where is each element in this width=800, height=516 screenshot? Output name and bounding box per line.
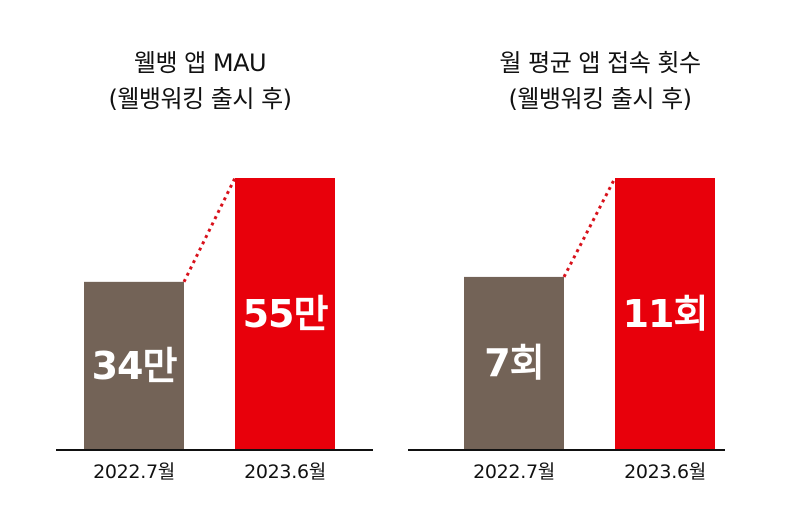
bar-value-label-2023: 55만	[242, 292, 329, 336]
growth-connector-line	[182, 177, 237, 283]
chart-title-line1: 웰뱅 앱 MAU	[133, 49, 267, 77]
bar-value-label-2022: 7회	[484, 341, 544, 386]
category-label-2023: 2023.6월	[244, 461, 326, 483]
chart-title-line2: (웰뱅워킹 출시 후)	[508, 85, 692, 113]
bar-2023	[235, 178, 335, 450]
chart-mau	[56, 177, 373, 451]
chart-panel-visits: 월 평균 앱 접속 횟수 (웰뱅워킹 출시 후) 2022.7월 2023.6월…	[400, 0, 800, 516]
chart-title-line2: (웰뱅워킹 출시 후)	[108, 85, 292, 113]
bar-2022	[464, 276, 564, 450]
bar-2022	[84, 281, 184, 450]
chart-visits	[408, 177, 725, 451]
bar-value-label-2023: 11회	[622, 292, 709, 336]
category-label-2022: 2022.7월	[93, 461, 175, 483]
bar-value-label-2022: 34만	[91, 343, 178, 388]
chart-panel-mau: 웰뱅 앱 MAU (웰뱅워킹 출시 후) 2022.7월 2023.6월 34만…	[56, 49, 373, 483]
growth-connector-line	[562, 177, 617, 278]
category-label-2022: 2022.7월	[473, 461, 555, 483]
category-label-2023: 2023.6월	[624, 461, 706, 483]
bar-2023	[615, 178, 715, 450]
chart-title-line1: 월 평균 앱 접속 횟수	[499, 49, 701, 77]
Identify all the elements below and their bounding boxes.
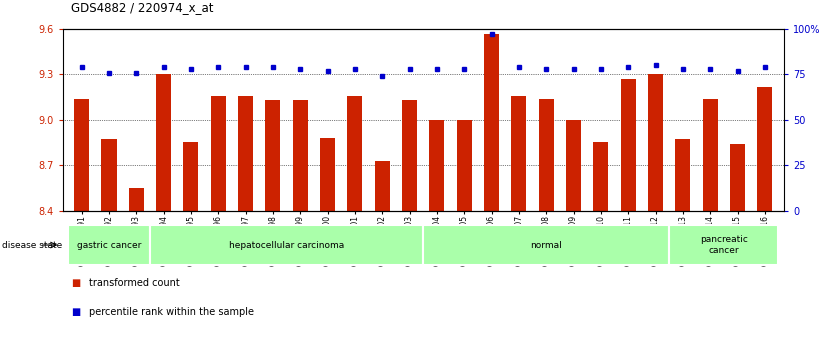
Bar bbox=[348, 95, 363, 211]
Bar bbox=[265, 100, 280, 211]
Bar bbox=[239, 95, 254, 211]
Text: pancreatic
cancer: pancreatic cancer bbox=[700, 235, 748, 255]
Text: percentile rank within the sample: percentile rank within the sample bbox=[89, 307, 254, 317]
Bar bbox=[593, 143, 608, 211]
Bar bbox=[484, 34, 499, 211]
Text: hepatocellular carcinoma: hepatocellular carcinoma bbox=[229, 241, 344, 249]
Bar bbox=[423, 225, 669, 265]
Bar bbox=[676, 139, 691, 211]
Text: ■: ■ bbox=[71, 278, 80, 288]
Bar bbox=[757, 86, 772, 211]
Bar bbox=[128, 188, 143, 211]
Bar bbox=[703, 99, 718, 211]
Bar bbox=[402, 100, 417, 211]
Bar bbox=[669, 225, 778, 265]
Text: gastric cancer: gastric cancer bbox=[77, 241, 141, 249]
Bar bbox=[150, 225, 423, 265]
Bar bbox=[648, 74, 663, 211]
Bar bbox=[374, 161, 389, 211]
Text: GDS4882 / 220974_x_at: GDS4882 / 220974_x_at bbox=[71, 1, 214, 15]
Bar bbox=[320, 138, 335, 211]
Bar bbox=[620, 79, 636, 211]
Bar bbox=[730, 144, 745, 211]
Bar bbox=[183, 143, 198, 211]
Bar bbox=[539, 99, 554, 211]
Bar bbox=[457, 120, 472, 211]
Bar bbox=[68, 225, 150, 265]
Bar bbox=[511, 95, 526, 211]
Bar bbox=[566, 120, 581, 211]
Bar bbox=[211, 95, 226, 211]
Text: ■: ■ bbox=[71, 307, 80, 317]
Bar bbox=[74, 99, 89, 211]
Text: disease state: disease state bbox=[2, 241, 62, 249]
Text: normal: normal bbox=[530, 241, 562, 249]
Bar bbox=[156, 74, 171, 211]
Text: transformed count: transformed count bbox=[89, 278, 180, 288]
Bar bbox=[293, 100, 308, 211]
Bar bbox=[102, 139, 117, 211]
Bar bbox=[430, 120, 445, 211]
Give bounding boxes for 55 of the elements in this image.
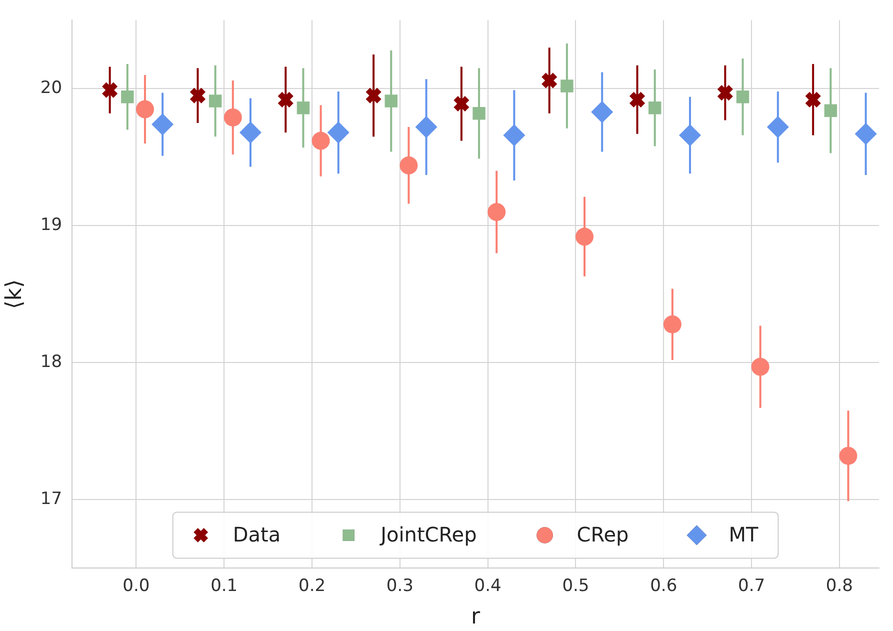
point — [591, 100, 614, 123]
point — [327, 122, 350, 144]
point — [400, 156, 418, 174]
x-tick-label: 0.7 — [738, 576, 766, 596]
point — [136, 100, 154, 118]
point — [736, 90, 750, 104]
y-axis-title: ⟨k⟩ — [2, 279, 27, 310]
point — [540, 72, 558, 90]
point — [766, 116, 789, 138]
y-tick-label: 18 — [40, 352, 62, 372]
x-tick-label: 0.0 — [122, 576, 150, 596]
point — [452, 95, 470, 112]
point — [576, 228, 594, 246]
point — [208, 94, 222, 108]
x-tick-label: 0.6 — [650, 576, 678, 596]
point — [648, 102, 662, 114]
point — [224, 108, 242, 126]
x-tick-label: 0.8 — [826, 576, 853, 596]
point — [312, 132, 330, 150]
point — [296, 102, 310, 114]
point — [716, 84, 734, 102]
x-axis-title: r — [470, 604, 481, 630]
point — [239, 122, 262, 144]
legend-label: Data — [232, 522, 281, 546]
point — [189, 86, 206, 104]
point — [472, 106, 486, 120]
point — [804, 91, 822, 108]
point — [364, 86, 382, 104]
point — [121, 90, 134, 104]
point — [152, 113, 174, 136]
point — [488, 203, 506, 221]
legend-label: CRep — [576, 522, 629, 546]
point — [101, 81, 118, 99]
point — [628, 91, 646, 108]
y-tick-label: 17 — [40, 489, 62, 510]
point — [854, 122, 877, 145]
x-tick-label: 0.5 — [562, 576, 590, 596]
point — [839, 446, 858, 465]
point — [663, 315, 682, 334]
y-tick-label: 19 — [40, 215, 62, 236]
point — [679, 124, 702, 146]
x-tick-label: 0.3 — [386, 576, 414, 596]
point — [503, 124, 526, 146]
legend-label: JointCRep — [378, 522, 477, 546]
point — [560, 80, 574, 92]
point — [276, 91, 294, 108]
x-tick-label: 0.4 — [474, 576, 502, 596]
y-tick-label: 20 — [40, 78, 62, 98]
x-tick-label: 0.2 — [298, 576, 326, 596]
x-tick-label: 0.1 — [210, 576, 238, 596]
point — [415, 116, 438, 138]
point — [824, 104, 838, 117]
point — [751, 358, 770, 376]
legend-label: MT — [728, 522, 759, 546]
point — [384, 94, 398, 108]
==========
Extract every line of the records above that contains the string "pancreatic".

Text: pancreatic
cancer: pancreatic cancer bbox=[700, 235, 748, 255]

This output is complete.